**AIM**
Tally the lines that contain "memoriam" and report the total alone.
[begin LISTED ENTRIES]
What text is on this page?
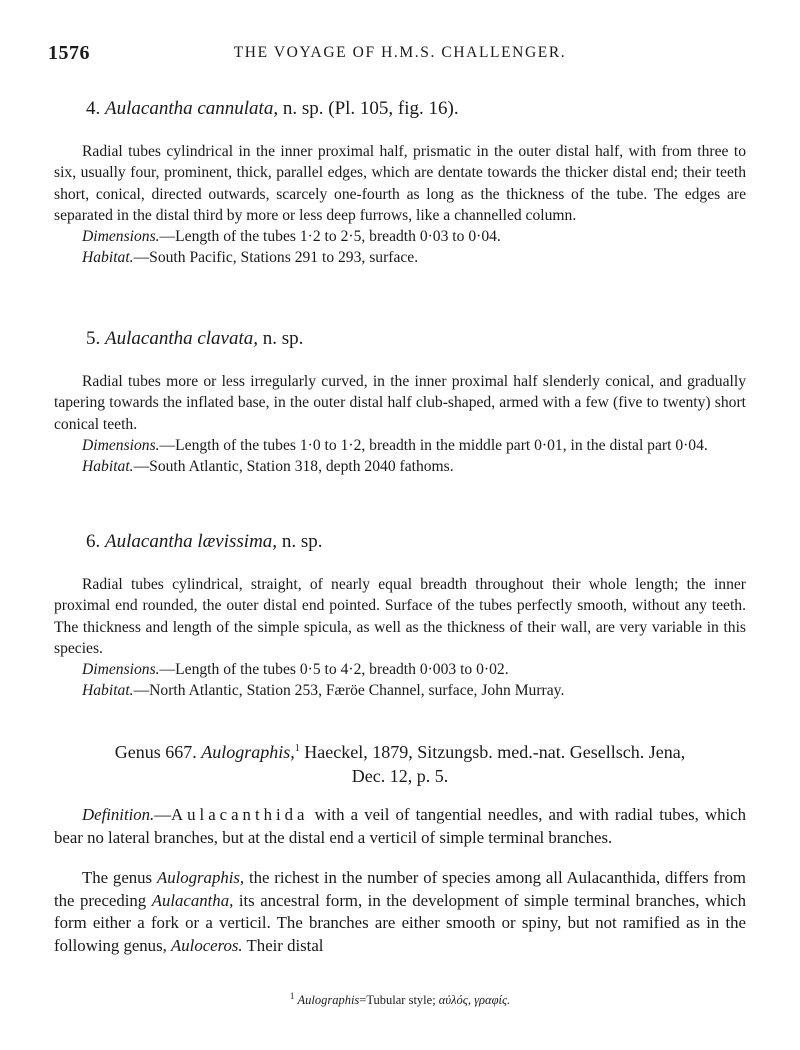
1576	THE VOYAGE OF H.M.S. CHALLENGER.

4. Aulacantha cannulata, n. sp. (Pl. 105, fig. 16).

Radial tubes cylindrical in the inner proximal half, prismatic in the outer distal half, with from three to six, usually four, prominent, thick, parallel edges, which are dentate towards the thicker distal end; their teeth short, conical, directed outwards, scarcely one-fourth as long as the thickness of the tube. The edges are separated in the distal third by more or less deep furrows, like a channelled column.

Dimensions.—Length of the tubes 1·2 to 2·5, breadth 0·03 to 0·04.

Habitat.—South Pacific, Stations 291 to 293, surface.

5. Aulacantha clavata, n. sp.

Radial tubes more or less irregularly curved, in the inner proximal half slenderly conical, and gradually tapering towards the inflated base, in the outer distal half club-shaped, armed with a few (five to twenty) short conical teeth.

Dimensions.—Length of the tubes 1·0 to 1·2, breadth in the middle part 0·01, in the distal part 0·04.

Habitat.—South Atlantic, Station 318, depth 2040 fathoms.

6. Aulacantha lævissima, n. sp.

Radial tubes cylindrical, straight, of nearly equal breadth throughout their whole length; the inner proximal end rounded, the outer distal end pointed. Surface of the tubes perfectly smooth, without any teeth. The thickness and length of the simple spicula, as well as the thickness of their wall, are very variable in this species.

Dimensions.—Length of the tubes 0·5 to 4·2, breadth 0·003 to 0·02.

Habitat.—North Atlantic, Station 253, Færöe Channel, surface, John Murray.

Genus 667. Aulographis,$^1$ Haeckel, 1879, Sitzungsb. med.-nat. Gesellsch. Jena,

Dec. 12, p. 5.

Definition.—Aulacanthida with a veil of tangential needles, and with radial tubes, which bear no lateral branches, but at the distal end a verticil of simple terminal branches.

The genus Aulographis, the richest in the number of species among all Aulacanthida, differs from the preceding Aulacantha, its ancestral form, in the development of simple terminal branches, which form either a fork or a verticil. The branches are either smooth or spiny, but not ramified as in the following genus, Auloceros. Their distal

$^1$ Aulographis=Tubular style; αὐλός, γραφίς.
[end LISTED ENTRIES]
[begin LISTED ENTRIES]
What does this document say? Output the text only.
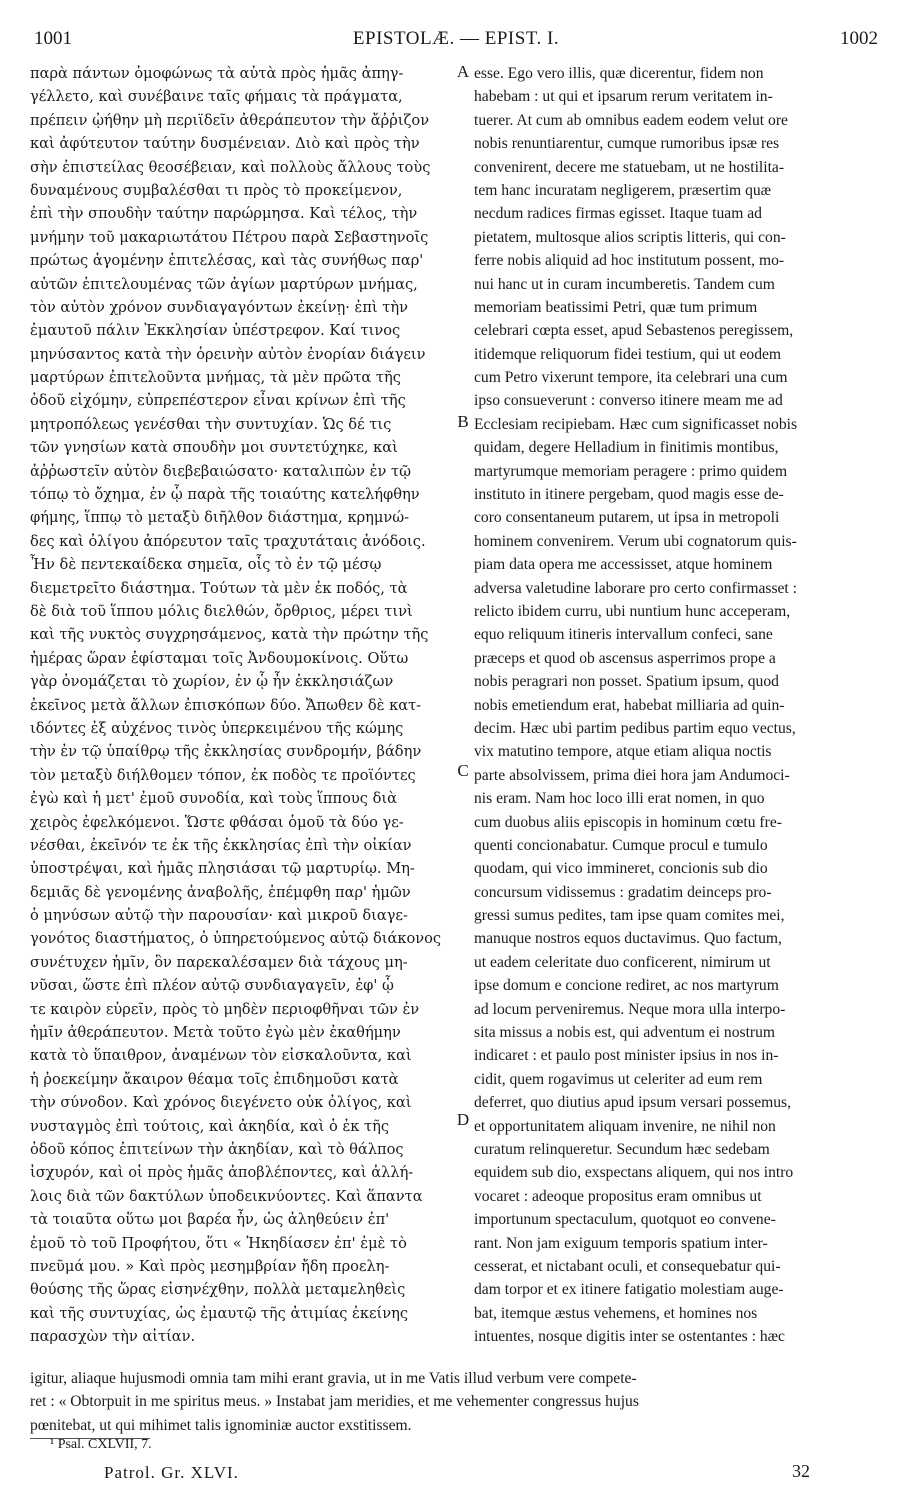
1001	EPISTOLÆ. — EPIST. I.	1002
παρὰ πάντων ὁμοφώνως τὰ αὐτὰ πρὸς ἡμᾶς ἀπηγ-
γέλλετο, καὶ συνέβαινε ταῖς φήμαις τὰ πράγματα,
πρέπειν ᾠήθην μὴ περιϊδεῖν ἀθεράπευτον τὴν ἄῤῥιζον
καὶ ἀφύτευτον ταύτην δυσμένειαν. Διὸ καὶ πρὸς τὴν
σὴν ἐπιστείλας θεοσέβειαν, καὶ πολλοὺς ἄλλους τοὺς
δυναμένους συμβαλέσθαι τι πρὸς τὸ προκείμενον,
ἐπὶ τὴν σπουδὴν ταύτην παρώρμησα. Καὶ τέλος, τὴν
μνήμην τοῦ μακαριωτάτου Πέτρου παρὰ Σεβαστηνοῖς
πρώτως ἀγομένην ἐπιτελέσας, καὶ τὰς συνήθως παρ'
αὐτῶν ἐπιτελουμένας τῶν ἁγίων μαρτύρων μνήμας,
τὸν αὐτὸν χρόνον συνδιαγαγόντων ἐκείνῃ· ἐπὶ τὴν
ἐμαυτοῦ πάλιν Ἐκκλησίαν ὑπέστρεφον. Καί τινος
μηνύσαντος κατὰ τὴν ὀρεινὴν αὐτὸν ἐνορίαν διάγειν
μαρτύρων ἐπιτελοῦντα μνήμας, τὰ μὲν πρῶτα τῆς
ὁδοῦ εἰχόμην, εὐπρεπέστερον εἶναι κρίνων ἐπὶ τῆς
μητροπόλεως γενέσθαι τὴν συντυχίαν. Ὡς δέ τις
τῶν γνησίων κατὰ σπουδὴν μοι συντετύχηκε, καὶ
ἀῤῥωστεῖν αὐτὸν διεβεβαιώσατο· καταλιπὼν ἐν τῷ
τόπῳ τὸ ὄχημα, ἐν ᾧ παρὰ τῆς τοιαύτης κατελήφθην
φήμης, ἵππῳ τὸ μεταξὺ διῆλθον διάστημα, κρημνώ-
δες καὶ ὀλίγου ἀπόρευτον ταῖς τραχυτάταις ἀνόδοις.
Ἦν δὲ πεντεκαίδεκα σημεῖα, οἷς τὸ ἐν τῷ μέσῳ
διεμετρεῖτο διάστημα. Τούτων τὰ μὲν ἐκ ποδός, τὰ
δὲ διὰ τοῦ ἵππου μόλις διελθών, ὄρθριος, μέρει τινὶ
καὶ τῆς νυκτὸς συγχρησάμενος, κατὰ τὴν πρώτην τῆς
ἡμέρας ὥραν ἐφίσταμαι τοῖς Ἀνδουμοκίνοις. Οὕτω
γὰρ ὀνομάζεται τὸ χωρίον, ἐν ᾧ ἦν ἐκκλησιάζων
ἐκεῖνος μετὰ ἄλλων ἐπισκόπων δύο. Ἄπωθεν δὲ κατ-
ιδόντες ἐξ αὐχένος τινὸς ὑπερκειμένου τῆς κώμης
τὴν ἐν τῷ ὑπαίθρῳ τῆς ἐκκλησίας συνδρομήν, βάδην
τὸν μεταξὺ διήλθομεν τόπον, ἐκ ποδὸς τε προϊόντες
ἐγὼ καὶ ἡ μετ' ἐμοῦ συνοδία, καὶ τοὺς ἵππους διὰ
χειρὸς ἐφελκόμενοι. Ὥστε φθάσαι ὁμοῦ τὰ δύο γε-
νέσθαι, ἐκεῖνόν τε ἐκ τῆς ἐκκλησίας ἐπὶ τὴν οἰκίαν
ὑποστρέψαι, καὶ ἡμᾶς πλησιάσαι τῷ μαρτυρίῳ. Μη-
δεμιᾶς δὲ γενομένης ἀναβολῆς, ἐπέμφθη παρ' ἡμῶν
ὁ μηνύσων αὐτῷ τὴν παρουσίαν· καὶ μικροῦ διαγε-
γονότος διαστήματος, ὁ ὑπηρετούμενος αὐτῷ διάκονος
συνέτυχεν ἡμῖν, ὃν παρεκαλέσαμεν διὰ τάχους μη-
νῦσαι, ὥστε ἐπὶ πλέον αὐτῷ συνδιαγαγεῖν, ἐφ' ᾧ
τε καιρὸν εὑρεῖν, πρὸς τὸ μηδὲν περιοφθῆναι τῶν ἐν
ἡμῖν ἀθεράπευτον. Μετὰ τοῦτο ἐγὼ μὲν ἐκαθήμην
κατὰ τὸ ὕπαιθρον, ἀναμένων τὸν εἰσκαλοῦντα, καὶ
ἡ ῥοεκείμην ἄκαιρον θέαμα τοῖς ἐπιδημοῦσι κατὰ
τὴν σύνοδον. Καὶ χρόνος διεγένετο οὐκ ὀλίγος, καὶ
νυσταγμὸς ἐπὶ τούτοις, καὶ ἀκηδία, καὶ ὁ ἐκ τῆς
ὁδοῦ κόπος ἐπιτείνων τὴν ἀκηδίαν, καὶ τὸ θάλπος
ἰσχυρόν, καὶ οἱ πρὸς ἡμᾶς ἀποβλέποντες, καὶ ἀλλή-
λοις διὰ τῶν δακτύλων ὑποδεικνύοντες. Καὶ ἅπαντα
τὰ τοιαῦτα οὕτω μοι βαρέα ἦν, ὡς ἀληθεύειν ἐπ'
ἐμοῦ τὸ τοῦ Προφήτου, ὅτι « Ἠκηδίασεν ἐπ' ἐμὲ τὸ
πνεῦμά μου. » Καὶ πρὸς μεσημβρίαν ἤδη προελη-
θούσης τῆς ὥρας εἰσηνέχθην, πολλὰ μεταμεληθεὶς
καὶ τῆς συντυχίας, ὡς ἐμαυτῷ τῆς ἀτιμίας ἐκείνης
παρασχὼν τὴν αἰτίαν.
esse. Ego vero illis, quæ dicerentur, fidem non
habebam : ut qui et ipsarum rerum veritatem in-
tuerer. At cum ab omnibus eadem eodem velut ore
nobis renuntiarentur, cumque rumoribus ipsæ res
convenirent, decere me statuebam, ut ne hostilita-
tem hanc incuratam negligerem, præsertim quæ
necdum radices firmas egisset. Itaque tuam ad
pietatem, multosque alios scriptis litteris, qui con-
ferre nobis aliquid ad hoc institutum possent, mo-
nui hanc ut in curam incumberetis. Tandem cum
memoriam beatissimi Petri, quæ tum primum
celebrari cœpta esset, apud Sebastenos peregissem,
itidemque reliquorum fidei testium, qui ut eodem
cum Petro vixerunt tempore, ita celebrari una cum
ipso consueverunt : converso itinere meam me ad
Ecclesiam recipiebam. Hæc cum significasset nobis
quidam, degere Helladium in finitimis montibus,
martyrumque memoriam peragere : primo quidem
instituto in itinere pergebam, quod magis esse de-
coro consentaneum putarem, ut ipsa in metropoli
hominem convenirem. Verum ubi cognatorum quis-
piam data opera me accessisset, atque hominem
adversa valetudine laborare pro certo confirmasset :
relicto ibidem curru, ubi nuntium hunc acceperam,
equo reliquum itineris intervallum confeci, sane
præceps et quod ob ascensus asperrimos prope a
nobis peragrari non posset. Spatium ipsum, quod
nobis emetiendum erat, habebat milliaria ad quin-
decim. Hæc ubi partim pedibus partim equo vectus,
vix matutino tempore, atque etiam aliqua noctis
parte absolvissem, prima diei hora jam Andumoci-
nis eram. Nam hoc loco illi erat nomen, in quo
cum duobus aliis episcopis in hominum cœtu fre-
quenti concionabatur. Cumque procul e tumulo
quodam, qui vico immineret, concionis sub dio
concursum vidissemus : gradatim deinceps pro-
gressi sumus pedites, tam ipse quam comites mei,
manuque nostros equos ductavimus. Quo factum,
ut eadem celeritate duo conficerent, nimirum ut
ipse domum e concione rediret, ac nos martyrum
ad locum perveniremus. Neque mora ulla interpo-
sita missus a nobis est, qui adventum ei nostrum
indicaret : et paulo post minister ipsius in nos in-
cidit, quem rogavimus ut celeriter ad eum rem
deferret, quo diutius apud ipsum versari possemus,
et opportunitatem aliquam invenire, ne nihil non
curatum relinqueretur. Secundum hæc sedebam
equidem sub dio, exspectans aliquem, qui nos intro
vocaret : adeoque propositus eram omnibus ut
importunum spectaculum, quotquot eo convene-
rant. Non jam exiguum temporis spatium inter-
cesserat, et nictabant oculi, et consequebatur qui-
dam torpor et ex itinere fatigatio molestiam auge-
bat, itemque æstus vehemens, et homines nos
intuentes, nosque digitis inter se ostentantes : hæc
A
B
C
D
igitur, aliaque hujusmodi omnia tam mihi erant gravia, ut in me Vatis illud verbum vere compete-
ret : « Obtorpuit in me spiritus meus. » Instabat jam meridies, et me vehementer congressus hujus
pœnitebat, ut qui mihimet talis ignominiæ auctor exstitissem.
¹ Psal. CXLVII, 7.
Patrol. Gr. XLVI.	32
[end LISTED ENTRIES]
**COMPLETE ANSWER**
2